## SET EXERCISE
Count each line below that has "avvirkningen" anywhere in it. Answer with the total alone.

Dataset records
━━━

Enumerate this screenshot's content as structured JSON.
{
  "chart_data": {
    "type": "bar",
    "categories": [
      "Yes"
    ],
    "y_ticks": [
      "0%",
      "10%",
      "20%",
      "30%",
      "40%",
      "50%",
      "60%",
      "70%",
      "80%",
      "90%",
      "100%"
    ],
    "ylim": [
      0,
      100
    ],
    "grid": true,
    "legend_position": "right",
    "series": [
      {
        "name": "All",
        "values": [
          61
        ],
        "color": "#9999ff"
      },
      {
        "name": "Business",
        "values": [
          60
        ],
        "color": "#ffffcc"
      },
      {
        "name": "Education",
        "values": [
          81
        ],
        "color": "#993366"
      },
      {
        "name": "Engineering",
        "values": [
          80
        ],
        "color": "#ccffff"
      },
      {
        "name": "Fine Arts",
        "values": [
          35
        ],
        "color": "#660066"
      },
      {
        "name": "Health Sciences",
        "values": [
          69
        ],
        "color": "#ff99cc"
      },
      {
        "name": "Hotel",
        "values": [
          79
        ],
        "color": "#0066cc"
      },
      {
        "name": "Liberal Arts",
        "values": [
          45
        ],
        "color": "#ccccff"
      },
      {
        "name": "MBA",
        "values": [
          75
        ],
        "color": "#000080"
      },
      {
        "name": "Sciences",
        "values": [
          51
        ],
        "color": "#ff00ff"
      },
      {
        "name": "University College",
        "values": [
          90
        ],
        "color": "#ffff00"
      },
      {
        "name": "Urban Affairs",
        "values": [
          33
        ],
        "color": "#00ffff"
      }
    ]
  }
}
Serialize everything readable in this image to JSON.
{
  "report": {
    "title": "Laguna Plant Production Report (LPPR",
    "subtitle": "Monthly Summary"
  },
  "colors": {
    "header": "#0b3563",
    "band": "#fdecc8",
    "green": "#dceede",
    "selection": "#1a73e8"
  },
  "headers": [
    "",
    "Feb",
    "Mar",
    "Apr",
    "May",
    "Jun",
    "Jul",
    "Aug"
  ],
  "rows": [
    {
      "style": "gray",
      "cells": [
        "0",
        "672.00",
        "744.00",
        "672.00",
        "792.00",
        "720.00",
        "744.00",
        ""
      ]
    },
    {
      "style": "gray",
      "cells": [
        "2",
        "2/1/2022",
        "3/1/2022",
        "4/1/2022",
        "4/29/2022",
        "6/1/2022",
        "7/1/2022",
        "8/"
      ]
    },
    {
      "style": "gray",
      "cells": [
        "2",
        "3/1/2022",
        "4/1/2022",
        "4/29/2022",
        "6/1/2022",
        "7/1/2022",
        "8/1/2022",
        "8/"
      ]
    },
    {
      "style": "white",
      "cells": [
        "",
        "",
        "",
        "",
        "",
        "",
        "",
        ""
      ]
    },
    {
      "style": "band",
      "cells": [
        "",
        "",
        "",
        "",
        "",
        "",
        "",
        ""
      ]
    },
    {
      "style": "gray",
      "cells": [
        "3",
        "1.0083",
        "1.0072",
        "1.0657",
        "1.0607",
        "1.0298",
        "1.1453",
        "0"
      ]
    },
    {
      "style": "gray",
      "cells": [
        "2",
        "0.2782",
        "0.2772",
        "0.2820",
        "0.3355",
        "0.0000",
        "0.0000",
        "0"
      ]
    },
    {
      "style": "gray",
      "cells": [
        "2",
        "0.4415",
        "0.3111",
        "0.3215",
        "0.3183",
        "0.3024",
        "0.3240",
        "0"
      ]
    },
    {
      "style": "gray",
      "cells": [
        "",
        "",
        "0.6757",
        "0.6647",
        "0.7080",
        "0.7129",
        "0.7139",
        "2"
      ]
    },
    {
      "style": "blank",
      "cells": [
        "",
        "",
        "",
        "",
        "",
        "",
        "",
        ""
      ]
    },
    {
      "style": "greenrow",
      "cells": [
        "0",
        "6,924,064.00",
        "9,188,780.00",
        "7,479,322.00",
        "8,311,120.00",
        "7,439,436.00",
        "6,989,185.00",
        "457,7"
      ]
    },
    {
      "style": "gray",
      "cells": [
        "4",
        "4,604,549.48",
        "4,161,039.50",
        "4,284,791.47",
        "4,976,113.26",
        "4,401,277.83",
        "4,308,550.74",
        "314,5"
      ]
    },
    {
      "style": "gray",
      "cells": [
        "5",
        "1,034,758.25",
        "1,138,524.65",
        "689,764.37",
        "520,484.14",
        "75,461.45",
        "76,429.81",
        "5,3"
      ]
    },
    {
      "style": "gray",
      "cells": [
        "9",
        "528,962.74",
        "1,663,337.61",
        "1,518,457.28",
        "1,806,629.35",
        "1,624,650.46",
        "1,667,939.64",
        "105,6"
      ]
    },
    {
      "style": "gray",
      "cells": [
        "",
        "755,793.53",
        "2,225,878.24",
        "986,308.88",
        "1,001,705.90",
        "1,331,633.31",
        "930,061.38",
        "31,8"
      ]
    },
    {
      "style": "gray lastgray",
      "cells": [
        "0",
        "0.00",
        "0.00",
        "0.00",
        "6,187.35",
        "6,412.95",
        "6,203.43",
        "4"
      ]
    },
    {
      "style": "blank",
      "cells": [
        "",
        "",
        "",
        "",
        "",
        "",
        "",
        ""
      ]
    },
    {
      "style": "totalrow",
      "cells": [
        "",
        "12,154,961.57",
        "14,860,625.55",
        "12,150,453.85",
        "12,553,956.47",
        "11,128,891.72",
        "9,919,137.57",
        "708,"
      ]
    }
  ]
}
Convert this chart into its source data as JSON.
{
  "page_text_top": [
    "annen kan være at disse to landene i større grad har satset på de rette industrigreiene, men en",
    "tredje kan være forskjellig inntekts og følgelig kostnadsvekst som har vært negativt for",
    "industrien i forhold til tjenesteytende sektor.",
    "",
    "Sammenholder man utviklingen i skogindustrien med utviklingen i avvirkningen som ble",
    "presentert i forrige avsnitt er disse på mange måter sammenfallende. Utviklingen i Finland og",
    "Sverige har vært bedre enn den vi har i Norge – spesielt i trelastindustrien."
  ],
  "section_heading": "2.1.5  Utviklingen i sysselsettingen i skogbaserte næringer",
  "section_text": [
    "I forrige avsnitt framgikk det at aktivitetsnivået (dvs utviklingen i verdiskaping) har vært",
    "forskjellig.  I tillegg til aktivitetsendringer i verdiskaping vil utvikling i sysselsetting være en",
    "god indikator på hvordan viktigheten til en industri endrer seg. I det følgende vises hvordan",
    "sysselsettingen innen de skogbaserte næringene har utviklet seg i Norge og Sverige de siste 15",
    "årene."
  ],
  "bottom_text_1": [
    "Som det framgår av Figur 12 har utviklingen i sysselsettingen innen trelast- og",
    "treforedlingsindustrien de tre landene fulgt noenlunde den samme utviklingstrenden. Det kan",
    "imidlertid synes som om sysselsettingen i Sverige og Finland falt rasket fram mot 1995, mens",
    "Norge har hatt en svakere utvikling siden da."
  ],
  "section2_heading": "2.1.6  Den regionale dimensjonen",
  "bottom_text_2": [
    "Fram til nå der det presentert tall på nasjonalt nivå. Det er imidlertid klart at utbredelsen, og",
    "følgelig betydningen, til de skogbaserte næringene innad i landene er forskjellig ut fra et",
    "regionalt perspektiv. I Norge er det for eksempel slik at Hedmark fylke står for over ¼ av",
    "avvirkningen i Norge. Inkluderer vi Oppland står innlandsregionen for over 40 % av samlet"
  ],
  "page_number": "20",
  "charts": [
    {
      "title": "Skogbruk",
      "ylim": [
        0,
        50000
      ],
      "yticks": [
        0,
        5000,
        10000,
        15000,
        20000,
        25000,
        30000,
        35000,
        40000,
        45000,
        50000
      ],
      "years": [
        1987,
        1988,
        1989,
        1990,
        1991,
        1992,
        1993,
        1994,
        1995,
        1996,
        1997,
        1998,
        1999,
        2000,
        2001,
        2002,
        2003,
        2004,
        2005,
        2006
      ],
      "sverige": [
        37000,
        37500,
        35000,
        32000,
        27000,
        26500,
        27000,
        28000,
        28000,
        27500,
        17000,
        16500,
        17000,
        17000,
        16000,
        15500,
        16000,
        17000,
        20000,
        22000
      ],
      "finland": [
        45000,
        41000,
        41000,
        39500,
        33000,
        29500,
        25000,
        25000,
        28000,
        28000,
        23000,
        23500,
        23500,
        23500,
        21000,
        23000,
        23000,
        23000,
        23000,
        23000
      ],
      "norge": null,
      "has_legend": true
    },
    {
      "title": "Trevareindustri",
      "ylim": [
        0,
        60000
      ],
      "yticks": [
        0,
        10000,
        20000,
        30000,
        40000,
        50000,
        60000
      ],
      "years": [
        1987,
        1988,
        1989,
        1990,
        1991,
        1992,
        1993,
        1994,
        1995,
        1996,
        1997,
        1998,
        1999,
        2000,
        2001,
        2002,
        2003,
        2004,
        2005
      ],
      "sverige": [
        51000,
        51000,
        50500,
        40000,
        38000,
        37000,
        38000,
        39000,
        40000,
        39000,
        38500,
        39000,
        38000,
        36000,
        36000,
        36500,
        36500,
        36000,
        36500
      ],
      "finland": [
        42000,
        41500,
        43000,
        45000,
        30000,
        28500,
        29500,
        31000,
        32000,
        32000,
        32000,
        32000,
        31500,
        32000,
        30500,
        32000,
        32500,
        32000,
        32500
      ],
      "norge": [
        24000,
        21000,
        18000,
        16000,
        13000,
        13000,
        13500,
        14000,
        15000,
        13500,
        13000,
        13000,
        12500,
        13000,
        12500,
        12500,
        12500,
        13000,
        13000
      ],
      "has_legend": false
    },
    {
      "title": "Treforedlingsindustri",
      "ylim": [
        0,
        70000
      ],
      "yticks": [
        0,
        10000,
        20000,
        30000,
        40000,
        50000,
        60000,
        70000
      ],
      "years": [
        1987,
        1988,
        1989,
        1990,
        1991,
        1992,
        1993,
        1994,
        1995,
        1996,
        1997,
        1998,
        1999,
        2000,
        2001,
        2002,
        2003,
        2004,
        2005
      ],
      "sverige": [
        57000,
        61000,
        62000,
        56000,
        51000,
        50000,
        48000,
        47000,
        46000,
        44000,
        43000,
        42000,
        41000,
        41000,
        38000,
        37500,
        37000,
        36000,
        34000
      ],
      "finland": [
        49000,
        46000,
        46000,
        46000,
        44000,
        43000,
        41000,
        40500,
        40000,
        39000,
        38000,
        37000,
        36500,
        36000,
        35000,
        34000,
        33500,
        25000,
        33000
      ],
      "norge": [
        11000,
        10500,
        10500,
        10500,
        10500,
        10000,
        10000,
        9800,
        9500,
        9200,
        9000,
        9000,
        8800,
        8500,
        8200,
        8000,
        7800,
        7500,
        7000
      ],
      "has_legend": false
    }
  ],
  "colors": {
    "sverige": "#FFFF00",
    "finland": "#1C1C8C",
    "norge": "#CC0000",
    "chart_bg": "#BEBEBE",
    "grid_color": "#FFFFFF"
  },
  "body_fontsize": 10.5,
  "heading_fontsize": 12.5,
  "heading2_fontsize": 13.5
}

━━━

## TASK ANSWER
2